**Exercise directions**
How many lines of these entries include the string "Praznicului"? State the number alone.

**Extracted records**
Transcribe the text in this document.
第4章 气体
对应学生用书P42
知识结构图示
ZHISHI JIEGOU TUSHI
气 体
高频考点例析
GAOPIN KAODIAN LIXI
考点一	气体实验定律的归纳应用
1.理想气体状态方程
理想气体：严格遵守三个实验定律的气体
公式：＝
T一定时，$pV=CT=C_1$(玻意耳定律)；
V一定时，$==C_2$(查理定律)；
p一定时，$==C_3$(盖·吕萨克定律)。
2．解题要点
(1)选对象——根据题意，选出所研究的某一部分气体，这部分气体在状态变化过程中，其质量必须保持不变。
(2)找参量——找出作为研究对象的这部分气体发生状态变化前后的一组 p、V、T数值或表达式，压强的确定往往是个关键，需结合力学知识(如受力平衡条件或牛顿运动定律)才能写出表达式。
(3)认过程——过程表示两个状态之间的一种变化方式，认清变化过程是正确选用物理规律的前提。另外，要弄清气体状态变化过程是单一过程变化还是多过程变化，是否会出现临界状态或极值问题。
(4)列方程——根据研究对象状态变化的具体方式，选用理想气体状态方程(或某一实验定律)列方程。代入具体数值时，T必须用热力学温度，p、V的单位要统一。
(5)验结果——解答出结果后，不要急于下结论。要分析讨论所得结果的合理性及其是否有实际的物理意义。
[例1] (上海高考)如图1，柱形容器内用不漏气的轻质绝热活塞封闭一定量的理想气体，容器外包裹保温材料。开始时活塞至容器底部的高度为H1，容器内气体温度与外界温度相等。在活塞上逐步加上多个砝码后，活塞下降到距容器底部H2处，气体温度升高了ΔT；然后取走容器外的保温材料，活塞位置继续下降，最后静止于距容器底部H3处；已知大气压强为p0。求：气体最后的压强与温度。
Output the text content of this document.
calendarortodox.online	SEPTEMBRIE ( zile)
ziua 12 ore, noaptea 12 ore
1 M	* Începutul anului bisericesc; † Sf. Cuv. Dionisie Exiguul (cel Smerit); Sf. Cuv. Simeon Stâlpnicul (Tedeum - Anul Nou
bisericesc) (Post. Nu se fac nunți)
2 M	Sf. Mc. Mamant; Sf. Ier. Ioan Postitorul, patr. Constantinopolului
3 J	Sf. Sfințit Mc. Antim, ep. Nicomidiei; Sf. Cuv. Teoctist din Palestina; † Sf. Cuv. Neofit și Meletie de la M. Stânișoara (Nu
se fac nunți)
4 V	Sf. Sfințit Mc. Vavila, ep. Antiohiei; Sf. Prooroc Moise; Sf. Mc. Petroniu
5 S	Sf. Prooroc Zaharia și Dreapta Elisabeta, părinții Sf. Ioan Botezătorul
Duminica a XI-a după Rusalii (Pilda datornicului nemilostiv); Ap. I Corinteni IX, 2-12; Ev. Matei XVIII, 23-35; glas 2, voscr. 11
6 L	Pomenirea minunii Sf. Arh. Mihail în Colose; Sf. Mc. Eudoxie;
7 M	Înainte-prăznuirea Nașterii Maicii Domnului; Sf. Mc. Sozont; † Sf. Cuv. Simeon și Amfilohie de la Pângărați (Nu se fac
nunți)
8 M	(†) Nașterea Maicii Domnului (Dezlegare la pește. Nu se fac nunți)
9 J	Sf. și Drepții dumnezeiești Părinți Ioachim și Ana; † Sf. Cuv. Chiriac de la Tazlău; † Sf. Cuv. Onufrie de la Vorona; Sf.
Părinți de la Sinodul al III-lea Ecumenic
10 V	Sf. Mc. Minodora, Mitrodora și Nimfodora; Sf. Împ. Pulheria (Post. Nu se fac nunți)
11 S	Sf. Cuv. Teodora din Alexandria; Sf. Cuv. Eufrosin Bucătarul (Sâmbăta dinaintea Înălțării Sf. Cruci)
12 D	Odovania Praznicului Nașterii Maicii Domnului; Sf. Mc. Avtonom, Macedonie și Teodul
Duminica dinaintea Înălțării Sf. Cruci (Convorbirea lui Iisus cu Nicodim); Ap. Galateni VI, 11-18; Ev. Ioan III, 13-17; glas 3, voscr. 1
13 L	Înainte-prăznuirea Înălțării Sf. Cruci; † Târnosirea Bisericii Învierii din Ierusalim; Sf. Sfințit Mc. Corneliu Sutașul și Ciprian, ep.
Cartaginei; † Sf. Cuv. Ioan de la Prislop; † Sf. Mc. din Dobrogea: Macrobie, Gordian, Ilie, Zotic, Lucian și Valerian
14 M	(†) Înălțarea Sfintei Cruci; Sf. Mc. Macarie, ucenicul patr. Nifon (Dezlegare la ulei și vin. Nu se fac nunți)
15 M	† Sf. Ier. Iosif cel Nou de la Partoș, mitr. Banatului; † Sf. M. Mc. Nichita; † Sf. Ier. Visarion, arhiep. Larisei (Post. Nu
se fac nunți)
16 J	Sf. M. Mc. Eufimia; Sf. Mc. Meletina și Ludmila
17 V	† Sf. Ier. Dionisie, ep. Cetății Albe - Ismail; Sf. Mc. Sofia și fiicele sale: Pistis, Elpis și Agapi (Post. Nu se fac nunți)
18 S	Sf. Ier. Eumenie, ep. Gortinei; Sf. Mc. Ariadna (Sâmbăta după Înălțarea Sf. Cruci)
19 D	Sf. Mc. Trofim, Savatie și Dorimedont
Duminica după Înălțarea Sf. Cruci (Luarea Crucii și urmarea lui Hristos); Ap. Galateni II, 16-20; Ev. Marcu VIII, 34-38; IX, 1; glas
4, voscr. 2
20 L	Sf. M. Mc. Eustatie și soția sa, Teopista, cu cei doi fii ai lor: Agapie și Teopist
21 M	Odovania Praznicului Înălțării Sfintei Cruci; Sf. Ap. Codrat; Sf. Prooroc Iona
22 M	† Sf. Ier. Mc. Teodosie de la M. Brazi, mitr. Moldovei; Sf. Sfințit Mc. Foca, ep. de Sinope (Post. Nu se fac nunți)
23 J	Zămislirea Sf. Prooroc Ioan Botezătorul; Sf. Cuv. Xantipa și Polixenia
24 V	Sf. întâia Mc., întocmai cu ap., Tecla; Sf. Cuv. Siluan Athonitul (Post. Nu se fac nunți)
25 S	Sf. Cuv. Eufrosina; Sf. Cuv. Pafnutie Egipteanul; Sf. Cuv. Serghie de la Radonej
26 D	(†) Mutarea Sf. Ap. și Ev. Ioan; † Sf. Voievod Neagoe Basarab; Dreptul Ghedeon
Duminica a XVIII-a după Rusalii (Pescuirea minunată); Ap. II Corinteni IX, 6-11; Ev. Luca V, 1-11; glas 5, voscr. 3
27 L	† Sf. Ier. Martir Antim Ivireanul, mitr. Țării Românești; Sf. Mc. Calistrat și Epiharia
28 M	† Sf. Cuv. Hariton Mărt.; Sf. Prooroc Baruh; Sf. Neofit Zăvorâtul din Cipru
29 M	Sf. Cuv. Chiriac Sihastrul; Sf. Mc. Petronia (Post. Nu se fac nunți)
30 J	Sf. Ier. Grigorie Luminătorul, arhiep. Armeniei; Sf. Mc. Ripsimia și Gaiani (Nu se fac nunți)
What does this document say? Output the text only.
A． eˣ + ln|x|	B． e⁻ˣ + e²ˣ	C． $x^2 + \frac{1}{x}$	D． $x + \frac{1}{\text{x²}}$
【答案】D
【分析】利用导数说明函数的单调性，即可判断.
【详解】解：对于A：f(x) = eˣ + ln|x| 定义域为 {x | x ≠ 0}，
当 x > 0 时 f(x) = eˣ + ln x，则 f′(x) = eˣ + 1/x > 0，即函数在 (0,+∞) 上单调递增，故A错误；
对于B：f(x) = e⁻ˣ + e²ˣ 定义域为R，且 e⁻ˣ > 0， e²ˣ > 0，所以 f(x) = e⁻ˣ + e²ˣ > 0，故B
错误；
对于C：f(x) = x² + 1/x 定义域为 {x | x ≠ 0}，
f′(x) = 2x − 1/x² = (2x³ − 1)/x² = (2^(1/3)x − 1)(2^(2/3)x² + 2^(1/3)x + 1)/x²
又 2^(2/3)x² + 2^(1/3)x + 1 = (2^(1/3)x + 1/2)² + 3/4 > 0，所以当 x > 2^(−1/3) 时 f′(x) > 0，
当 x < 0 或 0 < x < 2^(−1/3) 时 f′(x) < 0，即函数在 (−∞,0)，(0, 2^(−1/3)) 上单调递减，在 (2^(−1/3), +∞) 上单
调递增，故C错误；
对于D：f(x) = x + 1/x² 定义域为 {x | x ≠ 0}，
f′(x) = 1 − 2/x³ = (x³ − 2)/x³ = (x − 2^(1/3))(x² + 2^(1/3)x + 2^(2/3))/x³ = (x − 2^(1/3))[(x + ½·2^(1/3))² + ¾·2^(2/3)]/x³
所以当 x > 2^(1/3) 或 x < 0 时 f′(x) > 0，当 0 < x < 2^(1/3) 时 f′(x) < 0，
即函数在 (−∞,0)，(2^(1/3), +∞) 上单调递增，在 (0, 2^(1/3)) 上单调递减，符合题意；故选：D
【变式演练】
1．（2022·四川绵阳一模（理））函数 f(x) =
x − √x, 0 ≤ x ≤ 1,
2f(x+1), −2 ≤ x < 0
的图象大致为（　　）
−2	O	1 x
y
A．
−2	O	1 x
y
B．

**Solution to this problem**
2